== Exercise directions ==
Every entry that follows should be output again, word for word.

[Material shown — start]

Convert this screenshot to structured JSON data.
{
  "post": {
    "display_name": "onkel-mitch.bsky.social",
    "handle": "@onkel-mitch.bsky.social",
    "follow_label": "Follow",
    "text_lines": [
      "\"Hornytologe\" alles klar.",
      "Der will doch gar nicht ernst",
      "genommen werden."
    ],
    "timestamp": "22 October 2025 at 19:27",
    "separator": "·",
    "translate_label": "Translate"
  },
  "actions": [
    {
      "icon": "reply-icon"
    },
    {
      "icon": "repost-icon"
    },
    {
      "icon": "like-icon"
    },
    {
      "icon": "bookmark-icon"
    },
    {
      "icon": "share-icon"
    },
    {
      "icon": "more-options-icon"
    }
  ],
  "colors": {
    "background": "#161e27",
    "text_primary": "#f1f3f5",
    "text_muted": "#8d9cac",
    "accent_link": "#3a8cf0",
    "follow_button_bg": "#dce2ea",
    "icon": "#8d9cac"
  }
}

[Material shown — finish]

== Completed exercise ==
Convert this screenshot to structured JSON data.
{
  "post": {
    "display_name": "onkel-mitch.bsky.social",
    "handle": "@onkel-mitch.bsky.social",
    "follow_label": "Follow",
    "text_lines": [
      "\"Hornytologe\" alles klar.",
      "Der will doch gar nicht ernst",
      "genommen werden."
    ],
    "timestamp": "22 October 2025 at 19:27",
    "separator": "·",
    "translate_label": "Translate"
  },
  "actions": [
    {
      "icon": "reply-icon"
    },
    {
      "icon": "repost-icon"
    },
    {
      "icon": "like-icon"
    },
    {
      "icon": "bookmark-icon"
    },
    {
      "icon": "share-icon"
    },
    {
      "icon": "more-options-icon"
    }
  ],
  "colors": {
    "background": "#161e27",
    "text_primary": "#f1f3f5",
    "text_muted": "#8d9cac",
    "accent_link": "#3a8cf0",
    "follow_button_bg": "#dce2ea",
    "icon": "#8d9cac"
  }
}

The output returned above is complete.